PROMPT >> Copy all entries without alteration and skip the pictures they hold.

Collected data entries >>

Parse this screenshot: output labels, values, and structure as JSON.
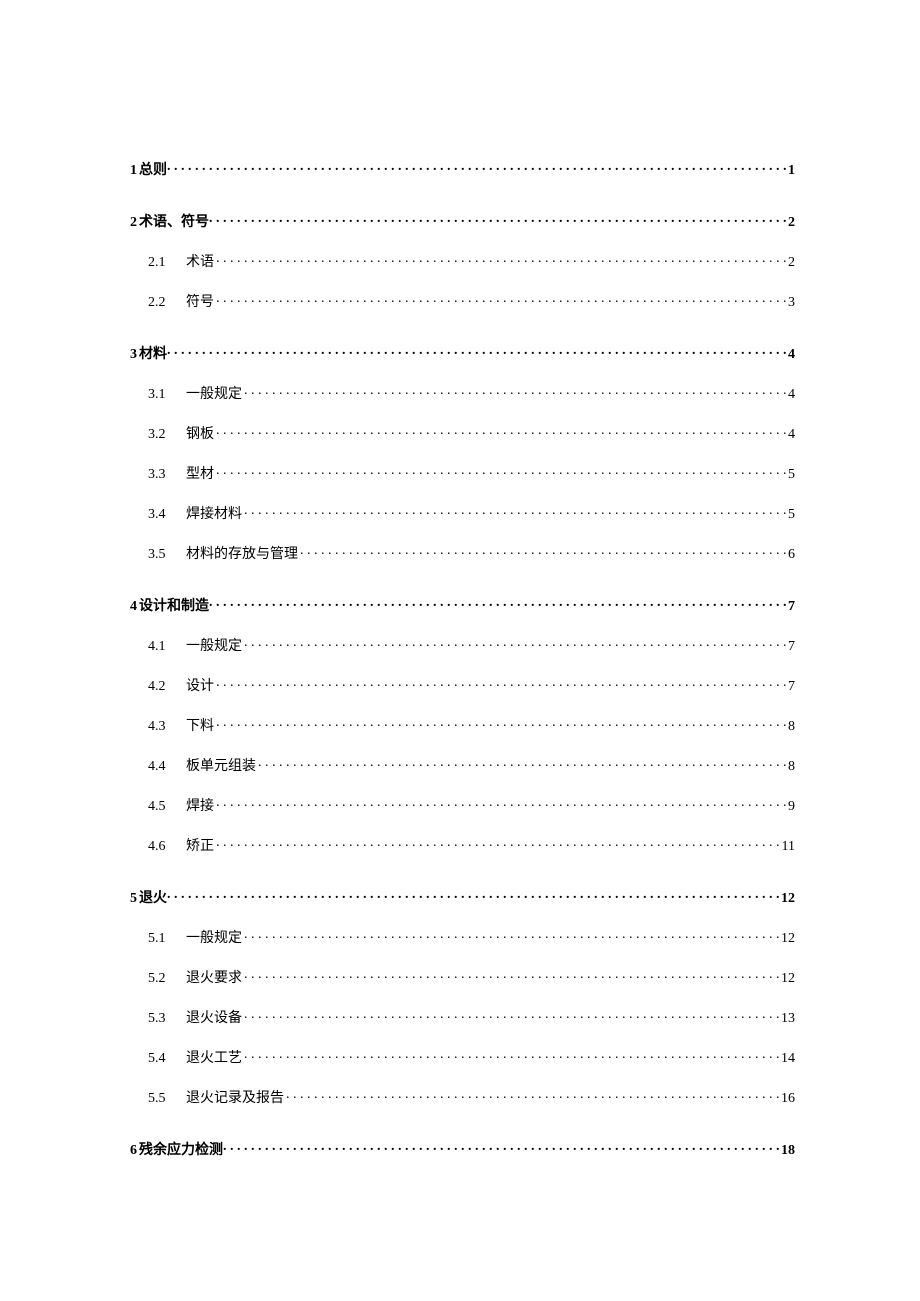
{
  "toc": [
    {
      "level": 1,
      "num": "1",
      "title": "总则",
      "page": "1"
    },
    {
      "level": 1,
      "num": "2",
      "title": "术语、符号",
      "page": "2"
    },
    {
      "level": 2,
      "num": "2.1",
      "title": "术语",
      "page": "2"
    },
    {
      "level": 2,
      "num": "2.2",
      "title": "符号",
      "page": "3"
    },
    {
      "level": 1,
      "num": "3",
      "title": "材料",
      "page": "4"
    },
    {
      "level": 2,
      "num": "3.1",
      "title": "一般规定",
      "page": "4"
    },
    {
      "level": 2,
      "num": "3.2",
      "title": "钢板",
      "page": "4"
    },
    {
      "level": 2,
      "num": "3.3",
      "title": "型材",
      "page": "5"
    },
    {
      "level": 2,
      "num": "3.4",
      "title": "焊接材料",
      "page": "5"
    },
    {
      "level": 2,
      "num": "3.5",
      "title": "材料的存放与管理",
      "page": "6"
    },
    {
      "level": 1,
      "num": "4",
      "title": "设计和制造",
      "page": "7"
    },
    {
      "level": 2,
      "num": "4.1",
      "title": "一般规定",
      "page": "7"
    },
    {
      "level": 2,
      "num": "4.2",
      "title": "设计",
      "page": "7"
    },
    {
      "level": 2,
      "num": "4.3",
      "title": "下料",
      "page": "8"
    },
    {
      "level": 2,
      "num": "4.4",
      "title": "板单元组装",
      "page": "8"
    },
    {
      "level": 2,
      "num": "4.5",
      "title": "焊接",
      "page": "9"
    },
    {
      "level": 2,
      "num": "4.6",
      "title": "矫正",
      "page": "11"
    },
    {
      "level": 1,
      "num": "5",
      "title": "退火",
      "page": "12"
    },
    {
      "level": 2,
      "num": "5.1",
      "title": "一般规定",
      "page": "12"
    },
    {
      "level": 2,
      "num": "5.2",
      "title": "退火要求",
      "page": "12"
    },
    {
      "level": 2,
      "num": "5.3",
      "title": "退火设备",
      "page": "13"
    },
    {
      "level": 2,
      "num": "5.4",
      "title": "退火工艺",
      "page": "14"
    },
    {
      "level": 2,
      "num": "5.5",
      "title": "退火记录及报告",
      "page": "16"
    },
    {
      "level": 1,
      "num": "6",
      "title": "残余应力检测",
      "page": "18"
    }
  ]
}
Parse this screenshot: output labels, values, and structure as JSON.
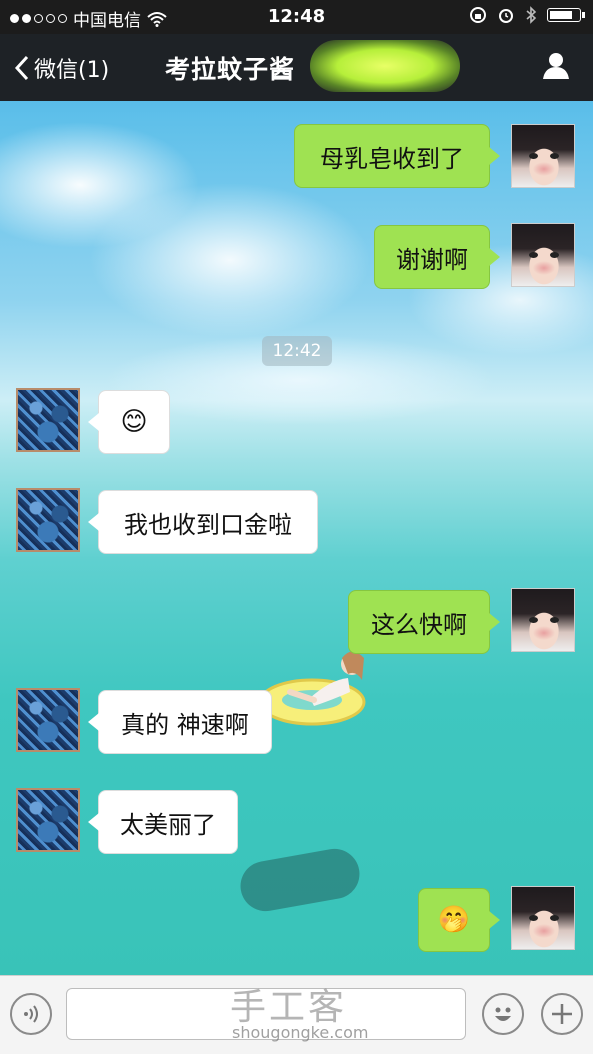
{
  "status_bar": {
    "carrier": "中国电信",
    "time": "12:48"
  },
  "nav": {
    "back_label": "微信(1)",
    "title": "考拉蚊子酱"
  },
  "timestamp": "12:42",
  "messages": [
    {
      "side": "me",
      "text": "母乳皂收到了"
    },
    {
      "side": "me",
      "text": "谢谢啊"
    },
    {
      "side": "other",
      "text": "😊"
    },
    {
      "side": "other",
      "text": "我也收到口金啦"
    },
    {
      "side": "me",
      "text": "这么快啊"
    },
    {
      "side": "other",
      "text": "真的 神速啊"
    },
    {
      "side": "other",
      "text": "太美丽了"
    },
    {
      "side": "me",
      "text": "🤭"
    }
  ],
  "input_bar": {
    "placeholder": ""
  },
  "watermark": {
    "cn": "手工客",
    "en": "shougongke.com"
  }
}
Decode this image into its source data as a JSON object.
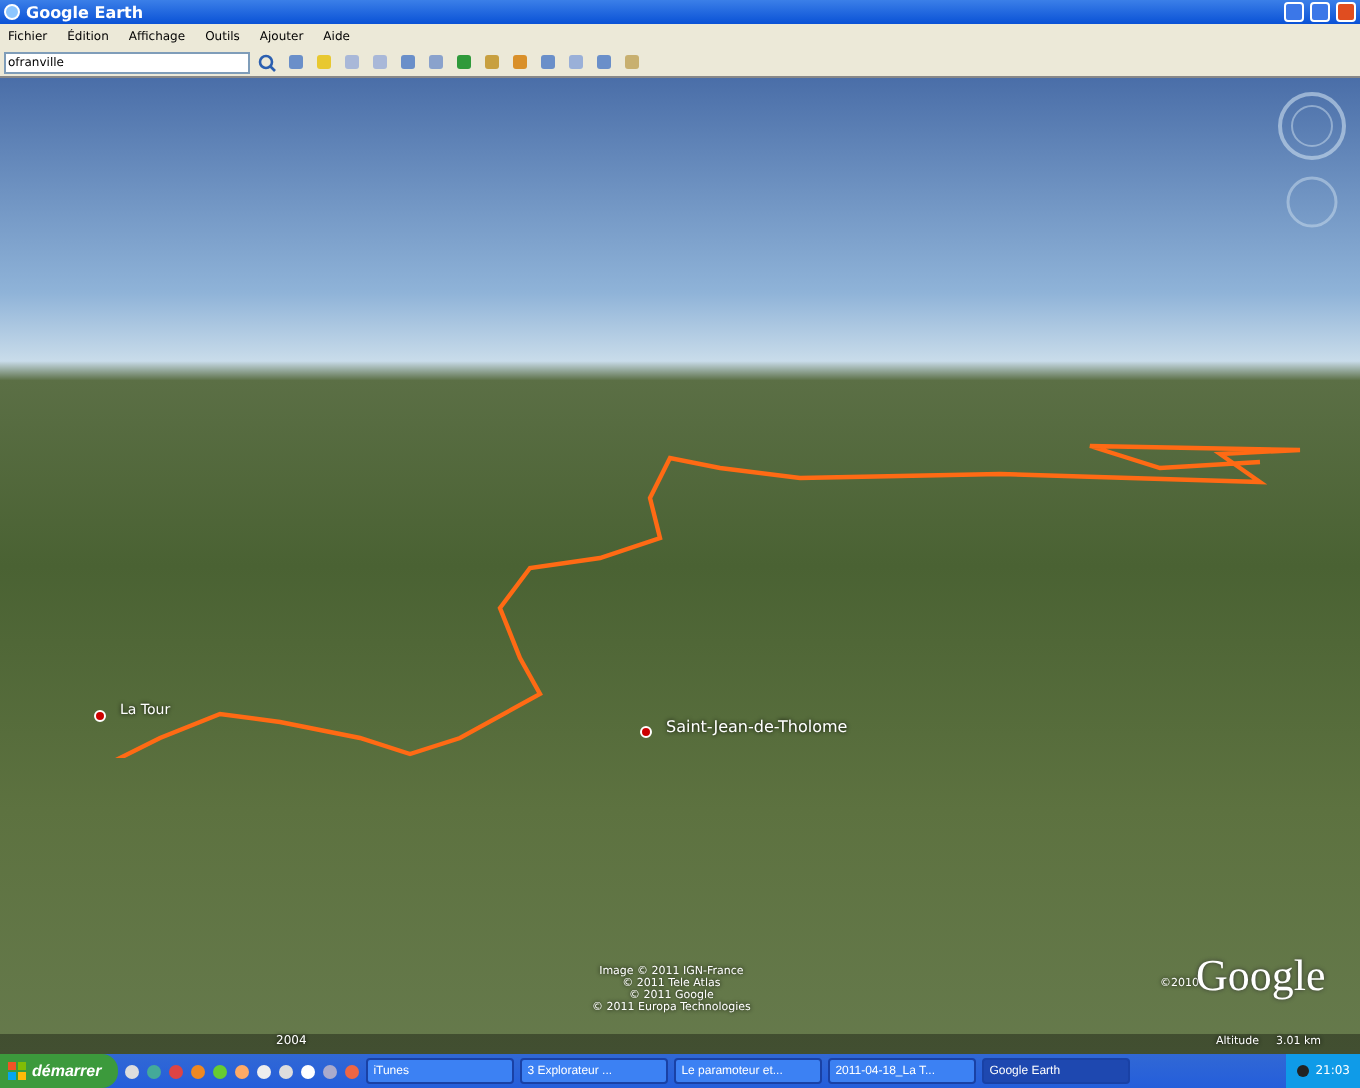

OUTPUT FOR THIS EXERCISE >>
Parse this screenshot: output labels, values, and structure as JSON.
{
  "toc": [
    {
      "level": 1,
      "num": "1",
      "title": "总则",
      "page": "1"
    },
    {
      "level": 1,
      "num": "2",
      "title": "术语、符号",
      "page": "2"
    },
    {
      "level": 2,
      "num": "2.1",
      "title": "术语",
      "page": "2"
    },
    {
      "level": 2,
      "num": "2.2",
      "title": "符号",
      "page": "3"
    },
    {
      "level": 1,
      "num": "3",
      "title": "材料",
      "page": "4"
    },
    {
      "level": 2,
      "num": "3.1",
      "title": "一般规定",
      "page": "4"
    },
    {
      "level": 2,
      "num": "3.2",
      "title": "钢板",
      "page": "4"
    },
    {
      "level": 2,
      "num": "3.3",
      "title": "型材",
      "page": "5"
    },
    {
      "level": 2,
      "num": "3.4",
      "title": "焊接材料",
      "page": "5"
    },
    {
      "level": 2,
      "num": "3.5",
      "title": "材料的存放与管理",
      "page": "6"
    },
    {
      "level": 1,
      "num": "4",
      "title": "设计和制造",
      "page": "7"
    },
    {
      "level": 2,
      "num": "4.1",
      "title": "一般规定",
      "page": "7"
    },
    {
      "level": 2,
      "num": "4.2",
      "title": "设计",
      "page": "7"
    },
    {
      "level": 2,
      "num": "4.3",
      "title": "下料",
      "page": "8"
    },
    {
      "level": 2,
      "num": "4.4",
      "title": "板单元组装",
      "page": "8"
    },
    {
      "level": 2,
      "num": "4.5",
      "title": "焊接",
      "page": "9"
    },
    {
      "level": 2,
      "num": "4.6",
      "title": "矫正",
      "page": "11"
    },
    {
      "level": 1,
      "num": "5",
      "title": "退火",
      "page": "12"
    },
    {
      "level": 2,
      "num": "5.1",
      "title": "一般规定",
      "page": "12"
    },
    {
      "level": 2,
      "num": "5.2",
      "title": "退火要求",
      "page": "12"
    },
    {
      "level": 2,
      "num": "5.3",
      "title": "退火设备",
      "page": "13"
    },
    {
      "level": 2,
      "num": "5.4",
      "title": "退火工艺",
      "page": "14"
    },
    {
      "level": 2,
      "num": "5.5",
      "title": "退火记录及报告",
      "page": "16"
    },
    {
      "level": 1,
      "num": "6",
      "title": "残余应力检测",
      "page": "18"
    }
  ]
}
Parse this screenshot: output labels, values, and structure as JSON.
{
  "status_bar": {
    "carrier": "中国电信",
    "time": "12:48"
  },
  "nav": {
    "back_label": "微信(1)",
    "title": "考拉蚊子酱"
  },
  "timestamp": "12:42",
  "messages": [
    {
      "side": "me",
      "text": "母乳皂收到了"
    },
    {
      "side": "me",
      "text": "谢谢啊"
    },
    {
      "side": "other",
      "text": "😊"
    },
    {
      "side": "other",
      "text": "我也收到口金啦"
    },
    {
      "side": "me",
      "text": "这么快啊"
    },
    {
      "side": "other",
      "text": "真的 神速啊"
    },
    {
      "side": "other",
      "text": "太美丽了"
    },
    {
      "side": "me",
      "text": "🤭"
    }
  ],
  "input_bar": {
    "placeholder": ""
  },
  "watermark": {
    "cn": "手工客",
    "en": "shougongke.com"
  }
}
Decode this image into its source data as a JSON object.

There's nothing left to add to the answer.